- **Requirement**
Make an exact copy of all the entries shown below.

[Text content records for pages]
-----
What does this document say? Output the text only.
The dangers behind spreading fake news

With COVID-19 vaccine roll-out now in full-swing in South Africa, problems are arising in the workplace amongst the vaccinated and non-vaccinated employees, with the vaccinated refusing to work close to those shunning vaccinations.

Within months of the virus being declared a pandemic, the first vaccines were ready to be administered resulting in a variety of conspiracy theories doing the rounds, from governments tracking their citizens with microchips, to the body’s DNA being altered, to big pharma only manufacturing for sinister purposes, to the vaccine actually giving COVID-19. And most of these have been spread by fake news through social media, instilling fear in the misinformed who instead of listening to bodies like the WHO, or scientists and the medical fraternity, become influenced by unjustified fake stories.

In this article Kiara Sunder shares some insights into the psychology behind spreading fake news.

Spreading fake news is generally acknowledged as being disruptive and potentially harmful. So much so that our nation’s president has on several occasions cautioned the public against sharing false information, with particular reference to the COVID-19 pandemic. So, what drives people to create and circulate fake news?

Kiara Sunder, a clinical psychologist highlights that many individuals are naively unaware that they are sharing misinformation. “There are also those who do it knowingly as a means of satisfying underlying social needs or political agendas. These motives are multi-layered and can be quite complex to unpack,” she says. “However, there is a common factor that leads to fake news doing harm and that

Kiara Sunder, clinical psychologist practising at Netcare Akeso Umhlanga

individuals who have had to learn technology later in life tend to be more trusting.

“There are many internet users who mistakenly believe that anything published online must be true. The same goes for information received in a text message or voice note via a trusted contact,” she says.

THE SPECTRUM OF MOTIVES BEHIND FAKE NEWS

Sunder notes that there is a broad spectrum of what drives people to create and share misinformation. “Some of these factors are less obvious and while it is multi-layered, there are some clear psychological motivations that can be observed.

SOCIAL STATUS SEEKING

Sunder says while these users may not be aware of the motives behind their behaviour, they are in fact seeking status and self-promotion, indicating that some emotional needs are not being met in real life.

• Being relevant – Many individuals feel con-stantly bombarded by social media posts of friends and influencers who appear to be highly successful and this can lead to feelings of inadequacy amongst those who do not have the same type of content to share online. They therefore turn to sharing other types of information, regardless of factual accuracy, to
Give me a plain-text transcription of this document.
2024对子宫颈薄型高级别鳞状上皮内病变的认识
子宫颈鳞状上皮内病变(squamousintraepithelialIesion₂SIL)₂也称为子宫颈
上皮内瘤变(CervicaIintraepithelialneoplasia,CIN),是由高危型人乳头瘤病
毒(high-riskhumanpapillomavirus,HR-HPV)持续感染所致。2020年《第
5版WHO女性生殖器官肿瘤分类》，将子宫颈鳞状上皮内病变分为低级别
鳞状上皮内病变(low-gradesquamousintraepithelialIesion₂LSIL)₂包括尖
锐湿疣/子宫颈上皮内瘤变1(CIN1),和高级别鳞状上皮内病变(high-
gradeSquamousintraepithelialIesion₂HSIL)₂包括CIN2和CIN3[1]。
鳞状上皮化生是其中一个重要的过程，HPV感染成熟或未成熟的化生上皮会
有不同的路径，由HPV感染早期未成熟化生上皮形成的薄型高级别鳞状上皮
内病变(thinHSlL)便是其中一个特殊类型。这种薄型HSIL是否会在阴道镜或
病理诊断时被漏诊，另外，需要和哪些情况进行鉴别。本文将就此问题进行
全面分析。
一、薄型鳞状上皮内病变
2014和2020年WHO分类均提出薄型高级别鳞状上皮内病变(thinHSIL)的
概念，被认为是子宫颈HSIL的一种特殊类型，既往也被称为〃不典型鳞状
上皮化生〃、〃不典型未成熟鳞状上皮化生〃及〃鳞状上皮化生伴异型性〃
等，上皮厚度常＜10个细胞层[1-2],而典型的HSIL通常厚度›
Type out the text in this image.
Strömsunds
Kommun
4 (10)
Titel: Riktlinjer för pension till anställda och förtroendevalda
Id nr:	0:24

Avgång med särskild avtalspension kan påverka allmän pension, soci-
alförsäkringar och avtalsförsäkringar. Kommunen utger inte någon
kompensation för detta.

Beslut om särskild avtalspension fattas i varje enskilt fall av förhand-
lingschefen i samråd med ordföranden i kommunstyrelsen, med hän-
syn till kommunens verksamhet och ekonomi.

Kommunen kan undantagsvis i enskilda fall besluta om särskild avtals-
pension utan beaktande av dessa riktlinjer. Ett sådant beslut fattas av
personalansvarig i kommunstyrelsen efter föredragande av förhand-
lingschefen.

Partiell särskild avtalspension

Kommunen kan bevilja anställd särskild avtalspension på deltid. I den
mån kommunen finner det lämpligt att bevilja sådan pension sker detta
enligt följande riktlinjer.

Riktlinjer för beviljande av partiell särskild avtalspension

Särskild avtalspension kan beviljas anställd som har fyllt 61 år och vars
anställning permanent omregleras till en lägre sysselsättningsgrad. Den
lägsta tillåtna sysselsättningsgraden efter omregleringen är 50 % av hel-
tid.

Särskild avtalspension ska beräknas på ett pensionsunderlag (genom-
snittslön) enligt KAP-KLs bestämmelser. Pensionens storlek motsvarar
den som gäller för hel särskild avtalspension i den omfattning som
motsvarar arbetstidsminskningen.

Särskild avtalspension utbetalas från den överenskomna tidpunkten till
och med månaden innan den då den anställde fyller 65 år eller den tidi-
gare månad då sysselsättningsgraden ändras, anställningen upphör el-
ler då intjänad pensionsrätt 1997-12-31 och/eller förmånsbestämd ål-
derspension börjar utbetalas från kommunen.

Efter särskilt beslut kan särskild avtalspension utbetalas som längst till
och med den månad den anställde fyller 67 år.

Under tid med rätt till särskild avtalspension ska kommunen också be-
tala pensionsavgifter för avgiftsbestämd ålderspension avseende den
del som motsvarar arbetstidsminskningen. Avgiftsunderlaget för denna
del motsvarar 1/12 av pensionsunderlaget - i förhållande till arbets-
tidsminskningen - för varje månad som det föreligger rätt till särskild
-----
- **Output for this exercise**
What does this document say? Output the text only.
The dangers behind spreading fake news

With COVID-19 vaccine roll-out now in full-swing in South Africa, problems are arising in the workplace amongst the vaccinated and non-vaccinated employees, with the vaccinated refusing to work close to those shunning vaccinations.

Within months of the virus being declared a pandemic, the first vaccines were ready to be administered resulting in a variety of conspiracy theories doing the rounds, from governments tracking their citizens with microchips, to the body’s DNA being altered, to big pharma only manufacturing for sinister purposes, to the vaccine actually giving COVID-19. And most of these have been spread by fake news through social media, instilling fear in the misinformed who instead of listening to bodies like the WHO, or scientists and the medical fraternity, become influenced by unjustified fake stories.

In this article Kiara Sunder shares some insights into the psychology behind spreading fake news.

Spreading fake news is generally acknowledged as being disruptive and potentially harmful. So much so that our nation’s president has on several occasions cautioned the public against sharing false information, with particular reference to the COVID-19 pandemic. So, what drives people to create and circulate fake news?

Kiara Sunder, a clinical psychologist highlights that many individuals are naively unaware that they are sharing misinformation. “There are also those who do it knowingly as a means of satisfying underlying social needs or political agendas. These motives are multi-layered and can be quite complex to unpack,” she says. “However, there is a common factor that leads to fake news doing harm and that

Kiara Sunder, clinical psychologist practising at Netcare Akeso Umhlanga

individuals who have had to learn technology later in life tend to be more trusting.

“There are many internet users who mistakenly believe that anything published online must be true. The same goes for information received in a text message or voice note via a trusted contact,” she says.

THE SPECTRUM OF MOTIVES BEHIND FAKE NEWS

Sunder notes that there is a broad spectrum of what drives people to create and share misinformation. “Some of these factors are less obvious and while it is multi-layered, there are some clear psychological motivations that can be observed.

SOCIAL STATUS SEEKING

Sunder says while these users may not be aware of the motives behind their behaviour, they are in fact seeking status and self-promotion, indicating that some emotional needs are not being met in real life.

• Being relevant – Many individuals feel con-stantly bombarded by social media posts of friends and influencers who appear to be highly successful and this can lead to feelings of inadequacy amongst those who do not have the same type of content to share online. They therefore turn to sharing other types of information, regardless of factual accuracy, to
Give me a plain-text transcription of this document.
2024对子宫颈薄型高级别鳞状上皮内病变的认识
子宫颈鳞状上皮内病变(squamousintraepithelialIesion₂SIL)₂也称为子宫颈
上皮内瘤变(CervicaIintraepithelialneoplasia,CIN),是由高危型人乳头瘤病
毒(high-riskhumanpapillomavirus,HR-HPV)持续感染所致。2020年《第
5版WHO女性生殖器官肿瘤分类》，将子宫颈鳞状上皮内病变分为低级别
鳞状上皮内病变(low-gradesquamousintraepithelialIesion₂LSIL)₂包括尖
锐湿疣/子宫颈上皮内瘤变1(CIN1),和高级别鳞状上皮内病变(high-
gradeSquamousintraepithelialIesion₂HSIL)₂包括CIN2和CIN3[1]。
鳞状上皮化生是其中一个重要的过程，HPV感染成熟或未成熟的化生上皮会
有不同的路径，由HPV感染早期未成熟化生上皮形成的薄型高级别鳞状上皮
内病变(thinHSlL)便是其中一个特殊类型。这种薄型HSIL是否会在阴道镜或
病理诊断时被漏诊，另外，需要和哪些情况进行鉴别。本文将就此问题进行
全面分析。
一、薄型鳞状上皮内病变
2014和2020年WHO分类均提出薄型高级别鳞状上皮内病变(thinHSIL)的
概念，被认为是子宫颈HSIL的一种特殊类型，既往也被称为〃不典型鳞状
上皮化生〃、〃不典型未成熟鳞状上皮化生〃及〃鳞状上皮化生伴异型性〃
等，上皮厚度常＜10个细胞层[1-2],而典型的HSIL通常厚度›
Type out the text in this image.
Strömsunds
Kommun
4 (10)
Titel: Riktlinjer för pension till anställda och förtroendevalda
Id nr:	0:24

Avgång med särskild avtalspension kan påverka allmän pension, soci-
alförsäkringar och avtalsförsäkringar. Kommunen utger inte någon
kompensation för detta.

Beslut om särskild avtalspension fattas i varje enskilt fall av förhand-
lingschefen i samråd med ordföranden i kommunstyrelsen, med hän-
syn till kommunens verksamhet och ekonomi.

Kommunen kan undantagsvis i enskilda fall besluta om särskild avtals-
pension utan beaktande av dessa riktlinjer. Ett sådant beslut fattas av
personalansvarig i kommunstyrelsen efter föredragande av förhand-
lingschefen.

Partiell särskild avtalspension

Kommunen kan bevilja anställd särskild avtalspension på deltid. I den
mån kommunen finner det lämpligt att bevilja sådan pension sker detta
enligt följande riktlinjer.

Riktlinjer för beviljande av partiell särskild avtalspension

Särskild avtalspension kan beviljas anställd som har fyllt 61 år och vars
anställning permanent omregleras till en lägre sysselsättningsgrad. Den
lägsta tillåtna sysselsättningsgraden efter omregleringen är 50 % av hel-
tid.

Särskild avtalspension ska beräknas på ett pensionsunderlag (genom-
snittslön) enligt KAP-KLs bestämmelser. Pensionens storlek motsvarar
den som gäller för hel särskild avtalspension i den omfattning som
motsvarar arbetstidsminskningen.

Särskild avtalspension utbetalas från den överenskomna tidpunkten till
och med månaden innan den då den anställde fyller 65 år eller den tidi-
gare månad då sysselsättningsgraden ändras, anställningen upphör el-
ler då intjänad pensionsrätt 1997-12-31 och/eller förmånsbestämd ål-
derspension börjar utbetalas från kommunen.

Efter särskilt beslut kan särskild avtalspension utbetalas som längst till
och med den månad den anställde fyller 67 år.

Under tid med rätt till särskild avtalspension ska kommunen också be-
tala pensionsavgifter för avgiftsbestämd ålderspension avseende den
del som motsvarar arbetstidsminskningen. Avgiftsunderlaget för denna
del motsvarar 1/12 av pensionsunderlaget - i förhållande till arbets-
tidsminskningen - för varje månad som det föreligger rätt till särskild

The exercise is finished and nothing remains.